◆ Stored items
+ + + +
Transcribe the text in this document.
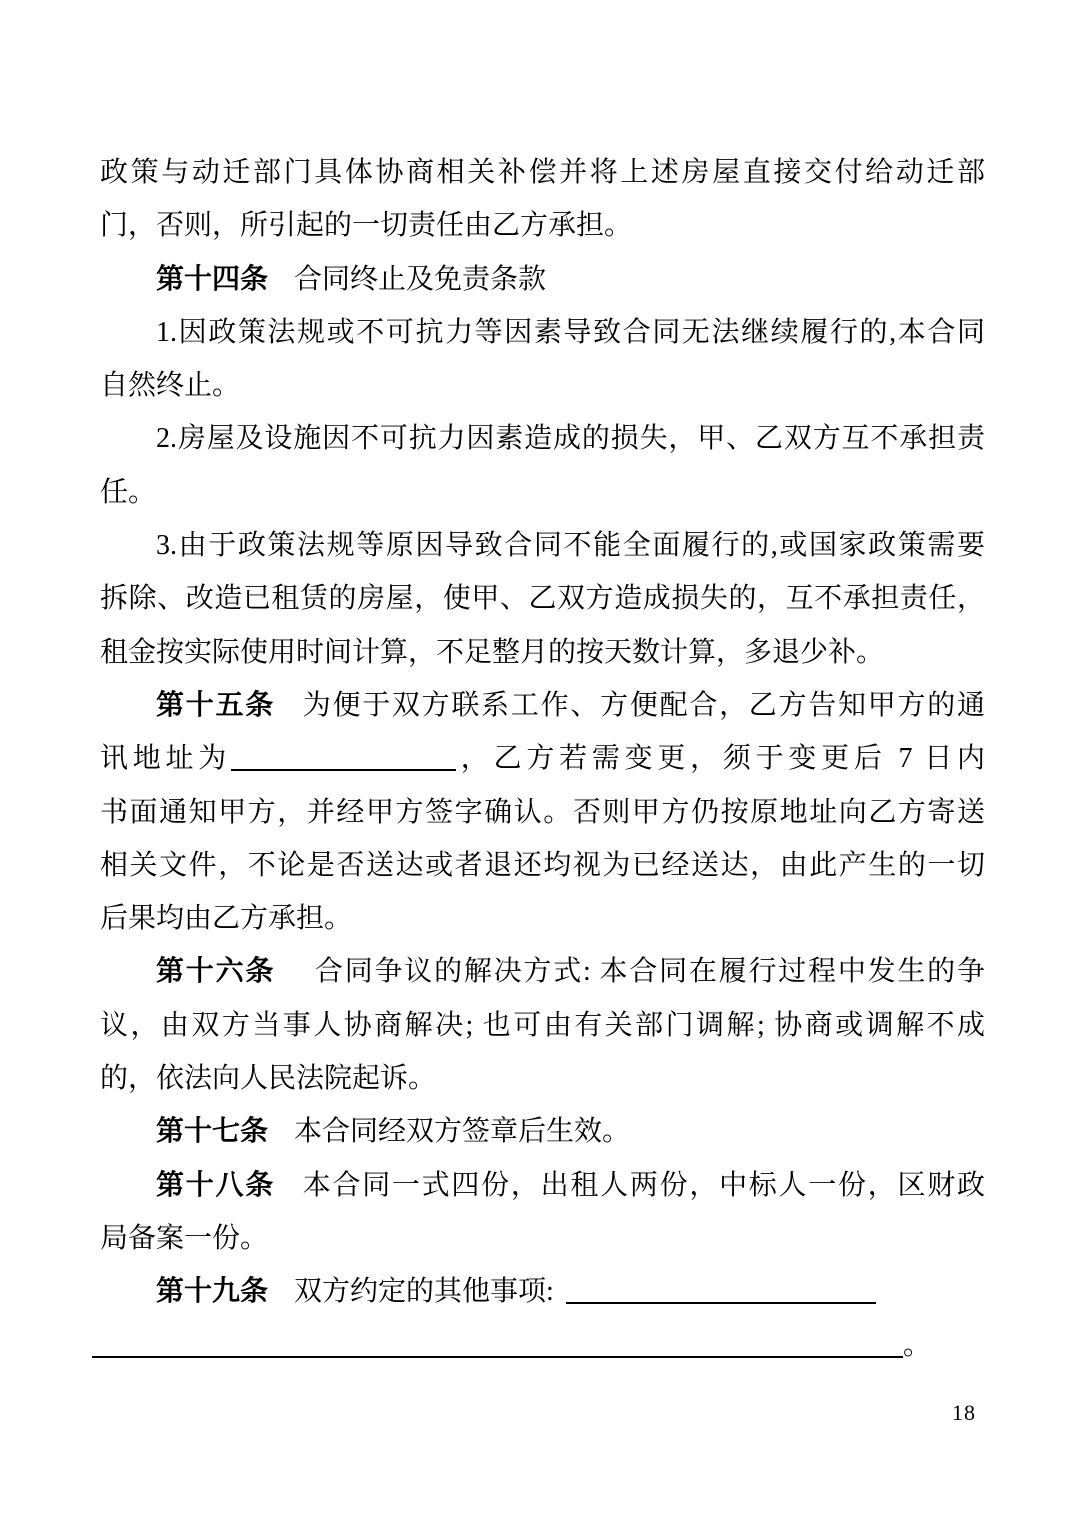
政策与动迁部门具体协商相关补偿并将上述房屋直接交付给动迁部
门，否则，所引起的一切责任由乙方承担。
第十四条 合同终止及免责条款
1.因政策法规或不可抗力等因素导致合同无法继续履行的,本合同
自然终止。
2.房屋及设施因不可抗力因素造成的损失，甲、乙双方互不承担责
任。
3.由于政策法规等原因导致合同不能全面履行的,或国家政策需要
拆除、改造已租赁的房屋，使甲、乙双方造成损失的，互不承担责任，
租金按实际使用时间计算，不足整月的按天数计算，多退少补。
第十五条 为便于双方联系工作、方便配合，乙方告知甲方的通
讯地址为	，乙方若需变更，须于变更后 7 日内
书面通知甲方，并经甲方签字确认。否则甲方仍按原地址向乙方寄送
相关文件，不论是否送达或者退还均视为已经送达，由此产生的一切
后果均由乙方承担。
第十六条 合同争议的解决方式: 本合同在履行过程中发生的争
议，由双方当事人协商解决; 也可由有关部门调解; 协商或调解不成
的，依法向人民法院起诉。
第十七条 本合同经双方签章后生效。
第十八条 本合同一式四份，出租人两份，中标人一份，区财政
局备案一份。
第十九条 双方约定的其他事项:
。
18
+ + + +
◆ YOUR OBJECTIVE
Transcribe the whole listing, character for character, but not its images.

◆ ANSWER FOR THIS EXERCISE
Transcribe the text in this document.
政策与动迁部门具体协商相关补偿并将上述房屋直接交付给动迁部
门，否则，所引起的一切责任由乙方承担。
第十四条 合同终止及免责条款
1.因政策法规或不可抗力等因素导致合同无法继续履行的,本合同
自然终止。
2.房屋及设施因不可抗力因素造成的损失，甲、乙双方互不承担责
任。
3.由于政策法规等原因导致合同不能全面履行的,或国家政策需要
拆除、改造已租赁的房屋，使甲、乙双方造成损失的，互不承担责任，
租金按实际使用时间计算，不足整月的按天数计算，多退少补。
第十五条 为便于双方联系工作、方便配合，乙方告知甲方的通
讯地址为	，乙方若需变更，须于变更后 7 日内
书面通知甲方，并经甲方签字确认。否则甲方仍按原地址向乙方寄送
相关文件，不论是否送达或者退还均视为已经送达，由此产生的一切
后果均由乙方承担。
第十六条 合同争议的解决方式: 本合同在履行过程中发生的争
议，由双方当事人协商解决; 也可由有关部门调解; 协商或调解不成
的，依法向人民法院起诉。
第十七条 本合同经双方签章后生效。
第十八条 本合同一式四份，出租人两份，中标人一份，区财政
局备案一份。
第十九条 双方约定的其他事项:
。
18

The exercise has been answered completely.